> **To be done**: Can you find the lines of the listing that include "text" and copy every one?

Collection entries

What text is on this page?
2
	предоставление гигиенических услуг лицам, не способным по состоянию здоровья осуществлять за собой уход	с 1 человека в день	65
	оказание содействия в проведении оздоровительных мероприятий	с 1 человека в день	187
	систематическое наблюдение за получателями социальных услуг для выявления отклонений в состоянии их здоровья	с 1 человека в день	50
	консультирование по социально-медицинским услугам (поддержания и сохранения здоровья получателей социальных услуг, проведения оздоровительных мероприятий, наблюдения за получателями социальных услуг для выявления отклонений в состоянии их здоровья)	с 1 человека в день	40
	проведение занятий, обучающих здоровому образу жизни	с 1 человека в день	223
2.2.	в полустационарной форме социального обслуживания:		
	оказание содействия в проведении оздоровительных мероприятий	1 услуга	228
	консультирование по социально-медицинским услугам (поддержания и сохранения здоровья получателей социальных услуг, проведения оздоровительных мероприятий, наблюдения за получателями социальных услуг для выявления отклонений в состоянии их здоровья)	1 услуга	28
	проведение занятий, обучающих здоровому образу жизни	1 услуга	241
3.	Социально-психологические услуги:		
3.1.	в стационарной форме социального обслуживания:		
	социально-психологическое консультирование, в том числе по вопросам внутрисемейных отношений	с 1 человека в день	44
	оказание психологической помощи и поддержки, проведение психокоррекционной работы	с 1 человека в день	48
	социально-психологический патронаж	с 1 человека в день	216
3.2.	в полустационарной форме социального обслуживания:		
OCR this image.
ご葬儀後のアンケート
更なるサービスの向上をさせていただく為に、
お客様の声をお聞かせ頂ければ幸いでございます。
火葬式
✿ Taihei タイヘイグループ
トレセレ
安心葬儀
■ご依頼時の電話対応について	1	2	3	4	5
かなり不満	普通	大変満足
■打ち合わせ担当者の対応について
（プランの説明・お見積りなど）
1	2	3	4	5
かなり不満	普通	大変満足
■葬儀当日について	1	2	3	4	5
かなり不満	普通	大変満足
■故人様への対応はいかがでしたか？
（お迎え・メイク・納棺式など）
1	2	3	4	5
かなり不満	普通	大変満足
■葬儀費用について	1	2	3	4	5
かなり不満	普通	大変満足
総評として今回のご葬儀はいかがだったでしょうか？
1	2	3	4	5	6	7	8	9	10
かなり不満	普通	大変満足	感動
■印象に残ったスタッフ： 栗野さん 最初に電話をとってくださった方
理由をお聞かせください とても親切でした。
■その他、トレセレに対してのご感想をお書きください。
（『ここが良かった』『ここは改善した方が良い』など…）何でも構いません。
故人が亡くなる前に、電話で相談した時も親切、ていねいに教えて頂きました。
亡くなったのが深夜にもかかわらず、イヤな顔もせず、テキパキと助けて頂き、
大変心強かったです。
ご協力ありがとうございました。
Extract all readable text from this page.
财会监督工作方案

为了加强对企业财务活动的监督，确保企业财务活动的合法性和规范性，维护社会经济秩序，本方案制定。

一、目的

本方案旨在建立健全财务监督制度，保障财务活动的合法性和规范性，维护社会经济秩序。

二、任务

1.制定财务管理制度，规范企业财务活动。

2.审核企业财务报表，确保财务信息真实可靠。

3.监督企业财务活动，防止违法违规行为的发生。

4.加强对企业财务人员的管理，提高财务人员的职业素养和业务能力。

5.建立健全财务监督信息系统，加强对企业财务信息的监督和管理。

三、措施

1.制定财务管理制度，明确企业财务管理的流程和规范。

> **Exercise response**:
What text is on this page?
Extract all readable text from this page.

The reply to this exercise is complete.